* **Instructions for the task**:
Please write out the material that follows, exactly as it stands.

* **Information supplied**:
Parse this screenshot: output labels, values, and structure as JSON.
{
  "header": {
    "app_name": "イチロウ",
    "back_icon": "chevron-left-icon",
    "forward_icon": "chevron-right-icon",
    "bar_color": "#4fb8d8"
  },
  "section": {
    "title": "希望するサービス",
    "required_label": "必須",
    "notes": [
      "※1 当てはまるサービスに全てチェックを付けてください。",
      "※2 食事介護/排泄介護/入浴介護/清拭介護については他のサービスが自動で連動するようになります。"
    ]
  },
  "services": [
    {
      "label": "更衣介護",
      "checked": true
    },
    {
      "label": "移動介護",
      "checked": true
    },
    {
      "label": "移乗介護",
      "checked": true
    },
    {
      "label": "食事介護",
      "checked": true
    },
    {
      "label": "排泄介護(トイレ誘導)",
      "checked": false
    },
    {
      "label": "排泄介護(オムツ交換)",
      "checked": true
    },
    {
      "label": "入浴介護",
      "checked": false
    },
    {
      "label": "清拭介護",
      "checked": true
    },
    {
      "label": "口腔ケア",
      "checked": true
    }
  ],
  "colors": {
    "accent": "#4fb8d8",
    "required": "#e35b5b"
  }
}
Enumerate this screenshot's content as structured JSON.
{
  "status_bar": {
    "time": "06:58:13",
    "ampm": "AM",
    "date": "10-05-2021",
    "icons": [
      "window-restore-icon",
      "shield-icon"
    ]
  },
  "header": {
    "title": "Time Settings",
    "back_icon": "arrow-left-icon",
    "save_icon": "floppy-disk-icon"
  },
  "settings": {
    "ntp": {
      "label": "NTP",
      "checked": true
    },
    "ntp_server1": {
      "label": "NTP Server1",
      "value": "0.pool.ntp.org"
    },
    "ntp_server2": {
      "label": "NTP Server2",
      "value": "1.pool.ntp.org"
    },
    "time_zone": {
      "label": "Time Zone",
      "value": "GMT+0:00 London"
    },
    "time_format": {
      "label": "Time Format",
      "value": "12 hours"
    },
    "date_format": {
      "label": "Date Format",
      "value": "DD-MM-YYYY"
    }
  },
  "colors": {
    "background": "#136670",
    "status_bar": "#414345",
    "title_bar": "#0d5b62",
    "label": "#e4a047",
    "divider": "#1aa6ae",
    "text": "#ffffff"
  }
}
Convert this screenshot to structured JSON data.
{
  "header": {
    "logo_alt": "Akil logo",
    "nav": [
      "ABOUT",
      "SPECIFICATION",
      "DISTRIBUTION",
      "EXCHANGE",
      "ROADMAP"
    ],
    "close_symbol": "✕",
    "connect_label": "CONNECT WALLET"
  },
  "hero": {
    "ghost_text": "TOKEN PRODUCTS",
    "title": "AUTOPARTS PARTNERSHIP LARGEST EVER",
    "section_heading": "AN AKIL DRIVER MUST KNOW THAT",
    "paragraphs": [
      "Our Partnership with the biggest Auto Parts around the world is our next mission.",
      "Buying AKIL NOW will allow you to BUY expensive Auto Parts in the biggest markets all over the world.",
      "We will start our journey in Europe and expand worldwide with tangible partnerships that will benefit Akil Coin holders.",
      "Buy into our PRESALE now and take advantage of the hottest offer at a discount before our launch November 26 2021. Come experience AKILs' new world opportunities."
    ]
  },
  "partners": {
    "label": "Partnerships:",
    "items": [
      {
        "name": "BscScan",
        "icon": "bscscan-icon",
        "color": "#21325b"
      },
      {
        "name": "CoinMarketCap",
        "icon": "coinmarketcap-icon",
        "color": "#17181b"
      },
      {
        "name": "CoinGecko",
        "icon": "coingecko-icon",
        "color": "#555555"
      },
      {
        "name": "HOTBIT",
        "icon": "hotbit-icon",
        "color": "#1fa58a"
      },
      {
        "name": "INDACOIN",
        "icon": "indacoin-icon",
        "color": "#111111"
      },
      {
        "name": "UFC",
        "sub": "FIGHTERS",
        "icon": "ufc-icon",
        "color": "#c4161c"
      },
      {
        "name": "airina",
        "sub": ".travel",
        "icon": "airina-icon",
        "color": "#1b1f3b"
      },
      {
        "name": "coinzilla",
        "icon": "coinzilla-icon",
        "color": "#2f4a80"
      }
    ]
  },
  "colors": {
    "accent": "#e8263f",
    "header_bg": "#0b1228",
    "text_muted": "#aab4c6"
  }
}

* **Response**:
Parse this screenshot: output labels, values, and structure as JSON.
{
  "header": {
    "app_name": "イチロウ",
    "back_icon": "chevron-left-icon",
    "forward_icon": "chevron-right-icon",
    "bar_color": "#4fb8d8"
  },
  "section": {
    "title": "希望するサービス",
    "required_label": "必須",
    "notes": [
      "※1 当てはまるサービスに全てチェックを付けてください。",
      "※2 食事介護/排泄介護/入浴介護/清拭介護については他のサービスが自動で連動するようになります。"
    ]
  },
  "services": [
    {
      "label": "更衣介護",
      "checked": true
    },
    {
      "label": "移動介護",
      "checked": true
    },
    {
      "label": "移乗介護",
      "checked": true
    },
    {
      "label": "食事介護",
      "checked": true
    },
    {
      "label": "排泄介護(トイレ誘導)",
      "checked": false
    },
    {
      "label": "排泄介護(オムツ交換)",
      "checked": true
    },
    {
      "label": "入浴介護",
      "checked": false
    },
    {
      "label": "清拭介護",
      "checked": true
    },
    {
      "label": "口腔ケア",
      "checked": true
    }
  ],
  "colors": {
    "accent": "#4fb8d8",
    "required": "#e35b5b"
  }
}
Enumerate this screenshot's content as structured JSON.
{
  "status_bar": {
    "time": "06:58:13",
    "ampm": "AM",
    "date": "10-05-2021",
    "icons": [
      "window-restore-icon",
      "shield-icon"
    ]
  },
  "header": {
    "title": "Time Settings",
    "back_icon": "arrow-left-icon",
    "save_icon": "floppy-disk-icon"
  },
  "settings": {
    "ntp": {
      "label": "NTP",
      "checked": true
    },
    "ntp_server1": {
      "label": "NTP Server1",
      "value": "0.pool.ntp.org"
    },
    "ntp_server2": {
      "label": "NTP Server2",
      "value": "1.pool.ntp.org"
    },
    "time_zone": {
      "label": "Time Zone",
      "value": "GMT+0:00 London"
    },
    "time_format": {
      "label": "Time Format",
      "value": "12 hours"
    },
    "date_format": {
      "label": "Date Format",
      "value": "DD-MM-YYYY"
    }
  },
  "colors": {
    "background": "#136670",
    "status_bar": "#414345",
    "title_bar": "#0d5b62",
    "label": "#e4a047",
    "divider": "#1aa6ae",
    "text": "#ffffff"
  }
}
Convert this screenshot to structured JSON data.
{
  "header": {
    "logo_alt": "Akil logo",
    "nav": [
      "ABOUT",
      "SPECIFICATION",
      "DISTRIBUTION",
      "EXCHANGE",
      "ROADMAP"
    ],
    "close_symbol": "✕",
    "connect_label": "CONNECT WALLET"
  },
  "hero": {
    "ghost_text": "TOKEN PRODUCTS",
    "title": "AUTOPARTS PARTNERSHIP LARGEST EVER",
    "section_heading": "AN AKIL DRIVER MUST KNOW THAT",
    "paragraphs": [
      "Our Partnership with the biggest Auto Parts around the world is our next mission.",
      "Buying AKIL NOW will allow you to BUY expensive Auto Parts in the biggest markets all over the world.",
      "We will start our journey in Europe and expand worldwide with tangible partnerships that will benefit Akil Coin holders.",
      "Buy into our PRESALE now and take advantage of the hottest offer at a discount before our launch November 26 2021. Come experience AKILs' new world opportunities."
    ]
  },
  "partners": {
    "label": "Partnerships:",
    "items": [
      {
        "name": "BscScan",
        "icon": "bscscan-icon",
        "color": "#21325b"
      },
      {
        "name": "CoinMarketCap",
        "icon": "coinmarketcap-icon",
        "color": "#17181b"
      },
      {
        "name": "CoinGecko",
        "icon": "coingecko-icon",
        "color": "#555555"
      },
      {
        "name": "HOTBIT",
        "icon": "hotbit-icon",
        "color": "#1fa58a"
      },
      {
        "name": "INDACOIN",
        "icon": "indacoin-icon",
        "color": "#111111"
      },
      {
        "name": "UFC",
        "sub": "FIGHTERS",
        "icon": "ufc-icon",
        "color": "#c4161c"
      },
      {
        "name": "airina",
        "sub": ".travel",
        "icon": "airina-icon",
        "color": "#1b1f3b"
      },
      {
        "name": "coinzilla",
        "icon": "coinzilla-icon",
        "color": "#2f4a80"
      }
    ]
  },
  "colors": {
    "accent": "#e8263f",
    "header_bg": "#0b1228",
    "text_muted": "#aab4c6"
  }
}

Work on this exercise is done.